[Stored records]

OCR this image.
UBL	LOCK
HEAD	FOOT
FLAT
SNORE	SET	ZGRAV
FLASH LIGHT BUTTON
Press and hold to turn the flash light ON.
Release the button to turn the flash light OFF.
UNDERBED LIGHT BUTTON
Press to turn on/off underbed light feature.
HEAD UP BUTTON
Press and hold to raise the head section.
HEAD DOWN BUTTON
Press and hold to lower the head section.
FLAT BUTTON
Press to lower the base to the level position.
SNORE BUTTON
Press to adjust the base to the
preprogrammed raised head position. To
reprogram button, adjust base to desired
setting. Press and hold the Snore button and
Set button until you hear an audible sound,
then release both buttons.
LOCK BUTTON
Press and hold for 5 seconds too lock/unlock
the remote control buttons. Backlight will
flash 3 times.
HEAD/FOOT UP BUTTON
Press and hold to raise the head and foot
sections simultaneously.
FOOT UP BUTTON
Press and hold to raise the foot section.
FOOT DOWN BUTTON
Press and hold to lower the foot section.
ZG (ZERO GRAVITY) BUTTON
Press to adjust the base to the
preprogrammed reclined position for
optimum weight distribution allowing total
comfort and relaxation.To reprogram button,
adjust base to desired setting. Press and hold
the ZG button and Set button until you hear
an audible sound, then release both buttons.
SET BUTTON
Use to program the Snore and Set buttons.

...

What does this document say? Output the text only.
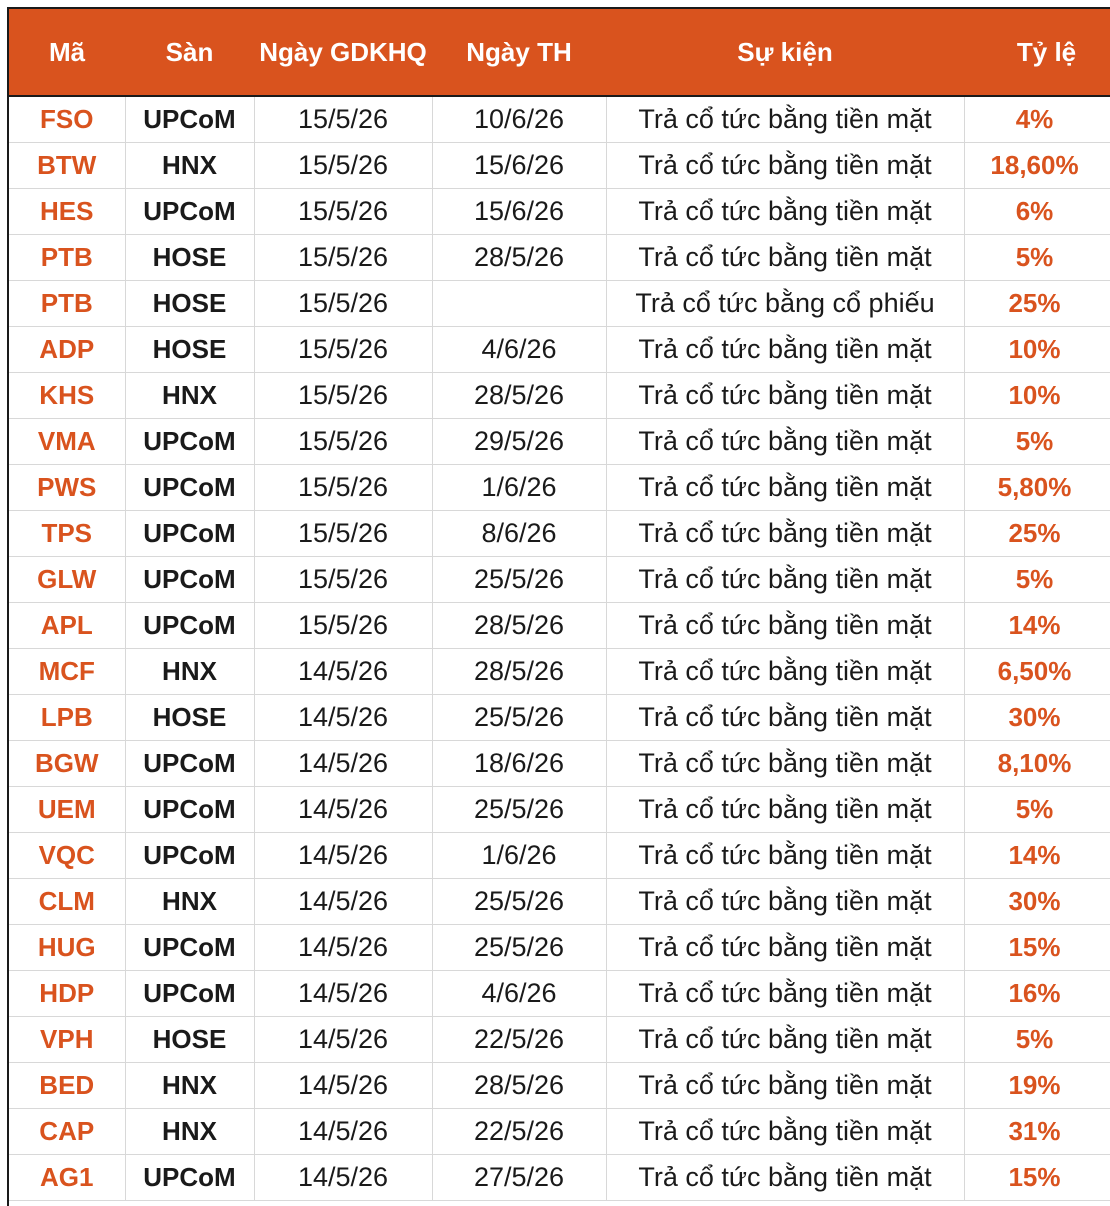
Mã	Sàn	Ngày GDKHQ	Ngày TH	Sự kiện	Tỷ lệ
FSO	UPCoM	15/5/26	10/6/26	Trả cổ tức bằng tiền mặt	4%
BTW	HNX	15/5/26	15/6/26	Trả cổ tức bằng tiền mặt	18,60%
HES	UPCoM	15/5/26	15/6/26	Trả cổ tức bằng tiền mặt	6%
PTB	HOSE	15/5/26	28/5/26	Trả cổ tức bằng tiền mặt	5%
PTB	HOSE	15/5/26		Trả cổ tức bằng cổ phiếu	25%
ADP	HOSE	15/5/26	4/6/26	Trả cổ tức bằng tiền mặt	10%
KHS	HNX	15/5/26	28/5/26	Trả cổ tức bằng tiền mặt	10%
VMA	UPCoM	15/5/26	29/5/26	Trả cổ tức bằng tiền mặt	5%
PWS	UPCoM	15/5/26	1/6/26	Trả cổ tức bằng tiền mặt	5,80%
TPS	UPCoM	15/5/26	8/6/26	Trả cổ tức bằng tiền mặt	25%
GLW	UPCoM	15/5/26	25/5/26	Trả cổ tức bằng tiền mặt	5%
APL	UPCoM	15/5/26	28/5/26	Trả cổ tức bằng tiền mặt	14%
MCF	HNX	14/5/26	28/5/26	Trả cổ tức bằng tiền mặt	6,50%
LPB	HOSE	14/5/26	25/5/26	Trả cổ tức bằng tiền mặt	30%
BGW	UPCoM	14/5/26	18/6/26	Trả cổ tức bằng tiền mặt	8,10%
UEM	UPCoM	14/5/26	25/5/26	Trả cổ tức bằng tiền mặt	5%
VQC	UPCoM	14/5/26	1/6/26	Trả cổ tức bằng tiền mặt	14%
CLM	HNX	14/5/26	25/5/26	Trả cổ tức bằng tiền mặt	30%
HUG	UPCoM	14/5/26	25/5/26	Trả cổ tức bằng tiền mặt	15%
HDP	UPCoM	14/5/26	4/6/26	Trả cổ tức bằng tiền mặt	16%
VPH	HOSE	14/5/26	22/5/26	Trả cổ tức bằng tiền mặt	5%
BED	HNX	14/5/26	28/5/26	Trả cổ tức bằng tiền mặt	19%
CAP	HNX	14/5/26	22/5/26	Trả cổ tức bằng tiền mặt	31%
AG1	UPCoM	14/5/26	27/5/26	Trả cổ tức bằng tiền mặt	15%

- **The exercise**: Find the string "turn" in the records, then copy each line where it occurs.

- **Solved exercise**:
Press and hold to turn the flash light ON.
Release the button to turn the flash light OFF.
Press to turn on/off underbed light feature.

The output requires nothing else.